(Dataset rows)
----------------------------------------
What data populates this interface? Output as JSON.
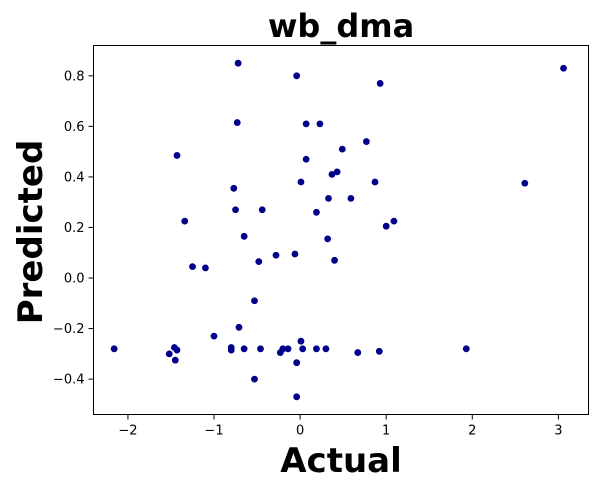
{
  "chart_data": {
    "type": "scatter",
    "title": "wb_dma",
    "xlabel": "Actual",
    "ylabel": "Predicted",
    "xlim": [
      -2.4,
      3.35
    ],
    "ylim": [
      -0.54,
      0.92
    ],
    "xticks": [
      -2,
      -1,
      0,
      1,
      2,
      3
    ],
    "xtick_labels": [
      "−2",
      "−1",
      "0",
      "1",
      "2",
      "3"
    ],
    "yticks": [
      -0.4,
      -0.2,
      0.0,
      0.2,
      0.4,
      0.6,
      0.8
    ],
    "ytick_labels": [
      "−0.4",
      "−0.2",
      "0.0",
      "0.2",
      "0.4",
      "0.6",
      "0.8"
    ],
    "grid": false,
    "marker_color": "#00008b",
    "points": [
      {
        "x": 3.06,
        "y": 0.83
      },
      {
        "x": 2.61,
        "y": 0.375
      },
      {
        "x": 1.93,
        "y": -0.28
      },
      {
        "x": 1.09,
        "y": 0.225
      },
      {
        "x": 1.0,
        "y": 0.205
      },
      {
        "x": 0.93,
        "y": 0.77
      },
      {
        "x": 0.92,
        "y": -0.29
      },
      {
        "x": 0.87,
        "y": 0.38
      },
      {
        "x": 0.77,
        "y": 0.54
      },
      {
        "x": 0.67,
        "y": -0.295
      },
      {
        "x": 0.59,
        "y": 0.315
      },
      {
        "x": 0.49,
        "y": 0.51
      },
      {
        "x": 0.43,
        "y": 0.42
      },
      {
        "x": 0.4,
        "y": 0.07
      },
      {
        "x": 0.37,
        "y": 0.41
      },
      {
        "x": 0.33,
        "y": 0.315
      },
      {
        "x": 0.32,
        "y": 0.155
      },
      {
        "x": 0.3,
        "y": -0.28
      },
      {
        "x": 0.23,
        "y": 0.61
      },
      {
        "x": 0.19,
        "y": -0.28
      },
      {
        "x": 0.19,
        "y": 0.26
      },
      {
        "x": 0.07,
        "y": 0.47
      },
      {
        "x": 0.07,
        "y": 0.61
      },
      {
        "x": 0.03,
        "y": -0.28
      },
      {
        "x": 0.01,
        "y": 0.38
      },
      {
        "x": 0.01,
        "y": -0.25
      },
      {
        "x": -0.04,
        "y": 0.8
      },
      {
        "x": -0.04,
        "y": -0.335
      },
      {
        "x": -0.04,
        "y": -0.47
      },
      {
        "x": -0.06,
        "y": 0.095
      },
      {
        "x": -0.14,
        "y": -0.28
      },
      {
        "x": -0.2,
        "y": -0.28
      },
      {
        "x": -0.23,
        "y": -0.295
      },
      {
        "x": -0.28,
        "y": 0.09
      },
      {
        "x": -0.44,
        "y": 0.27
      },
      {
        "x": -0.46,
        "y": -0.28
      },
      {
        "x": -0.48,
        "y": 0.065
      },
      {
        "x": -0.53,
        "y": -0.09
      },
      {
        "x": -0.53,
        "y": -0.4
      },
      {
        "x": -0.65,
        "y": 0.165
      },
      {
        "x": -0.65,
        "y": -0.28
      },
      {
        "x": -0.71,
        "y": -0.195
      },
      {
        "x": -0.72,
        "y": 0.85
      },
      {
        "x": -0.73,
        "y": 0.615
      },
      {
        "x": -0.75,
        "y": 0.27
      },
      {
        "x": -0.77,
        "y": 0.355
      },
      {
        "x": -0.8,
        "y": -0.275
      },
      {
        "x": -0.8,
        "y": -0.285
      },
      {
        "x": -1.0,
        "y": -0.23
      },
      {
        "x": -1.1,
        "y": 0.04
      },
      {
        "x": -1.25,
        "y": 0.045
      },
      {
        "x": -1.34,
        "y": 0.225
      },
      {
        "x": -1.43,
        "y": 0.485
      },
      {
        "x": -1.43,
        "y": -0.285
      },
      {
        "x": -1.46,
        "y": -0.275
      },
      {
        "x": -1.45,
        "y": -0.325
      },
      {
        "x": -1.52,
        "y": -0.3
      },
      {
        "x": -2.16,
        "y": -0.28
      }
    ]
  }
}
----------------------------------------
SET TASK: Write out the records above exactly as they appear, leaving out any pictures.

EXPECTED ANSWER:
What data populates this interface? Output as JSON.
{
  "chart_data": {
    "type": "scatter",
    "title": "wb_dma",
    "xlabel": "Actual",
    "ylabel": "Predicted",
    "xlim": [
      -2.4,
      3.35
    ],
    "ylim": [
      -0.54,
      0.92
    ],
    "xticks": [
      -2,
      -1,
      0,
      1,
      2,
      3
    ],
    "xtick_labels": [
      "−2",
      "−1",
      "0",
      "1",
      "2",
      "3"
    ],
    "yticks": [
      -0.4,
      -0.2,
      0.0,
      0.2,
      0.4,
      0.6,
      0.8
    ],
    "ytick_labels": [
      "−0.4",
      "−0.2",
      "0.0",
      "0.2",
      "0.4",
      "0.6",
      "0.8"
    ],
    "grid": false,
    "marker_color": "#00008b",
    "points": [
      {
        "x": 3.06,
        "y": 0.83
      },
      {
        "x": 2.61,
        "y": 0.375
      },
      {
        "x": 1.93,
        "y": -0.28
      },
      {
        "x": 1.09,
        "y": 0.225
      },
      {
        "x": 1.0,
        "y": 0.205
      },
      {
        "x": 0.93,
        "y": 0.77
      },
      {
        "x": 0.92,
        "y": -0.29
      },
      {
        "x": 0.87,
        "y": 0.38
      },
      {
        "x": 0.77,
        "y": 0.54
      },
      {
        "x": 0.67,
        "y": -0.295
      },
      {
        "x": 0.59,
        "y": 0.315
      },
      {
        "x": 0.49,
        "y": 0.51
      },
      {
        "x": 0.43,
        "y": 0.42
      },
      {
        "x": 0.4,
        "y": 0.07
      },
      {
        "x": 0.37,
        "y": 0.41
      },
      {
        "x": 0.33,
        "y": 0.315
      },
      {
        "x": 0.32,
        "y": 0.155
      },
      {
        "x": 0.3,
        "y": -0.28
      },
      {
        "x": 0.23,
        "y": 0.61
      },
      {
        "x": 0.19,
        "y": -0.28
      },
      {
        "x": 0.19,
        "y": 0.26
      },
      {
        "x": 0.07,
        "y": 0.47
      },
      {
        "x": 0.07,
        "y": 0.61
      },
      {
        "x": 0.03,
        "y": -0.28
      },
      {
        "x": 0.01,
        "y": 0.38
      },
      {
        "x": 0.01,
        "y": -0.25
      },
      {
        "x": -0.04,
        "y": 0.8
      },
      {
        "x": -0.04,
        "y": -0.335
      },
      {
        "x": -0.04,
        "y": -0.47
      },
      {
        "x": -0.06,
        "y": 0.095
      },
      {
        "x": -0.14,
        "y": -0.28
      },
      {
        "x": -0.2,
        "y": -0.28
      },
      {
        "x": -0.23,
        "y": -0.295
      },
      {
        "x": -0.28,
        "y": 0.09
      },
      {
        "x": -0.44,
        "y": 0.27
      },
      {
        "x": -0.46,
        "y": -0.28
      },
      {
        "x": -0.48,
        "y": 0.065
      },
      {
        "x": -0.53,
        "y": -0.09
      },
      {
        "x": -0.53,
        "y": -0.4
      },
      {
        "x": -0.65,
        "y": 0.165
      },
      {
        "x": -0.65,
        "y": -0.28
      },
      {
        "x": -0.71,
        "y": -0.195
      },
      {
        "x": -0.72,
        "y": 0.85
      },
      {
        "x": -0.73,
        "y": 0.615
      },
      {
        "x": -0.75,
        "y": 0.27
      },
      {
        "x": -0.77,
        "y": 0.355
      },
      {
        "x": -0.8,
        "y": -0.275
      },
      {
        "x": -0.8,
        "y": -0.285
      },
      {
        "x": -1.0,
        "y": -0.23
      },
      {
        "x": -1.1,
        "y": 0.04
      },
      {
        "x": -1.25,
        "y": 0.045
      },
      {
        "x": -1.34,
        "y": 0.225
      },
      {
        "x": -1.43,
        "y": 0.485
      },
      {
        "x": -1.43,
        "y": -0.285
      },
      {
        "x": -1.46,
        "y": -0.275
      },
      {
        "x": -1.45,
        "y": -0.325
      },
      {
        "x": -1.52,
        "y": -0.3
      },
      {
        "x": -2.16,
        "y": -0.28
      }
    ]
  }
}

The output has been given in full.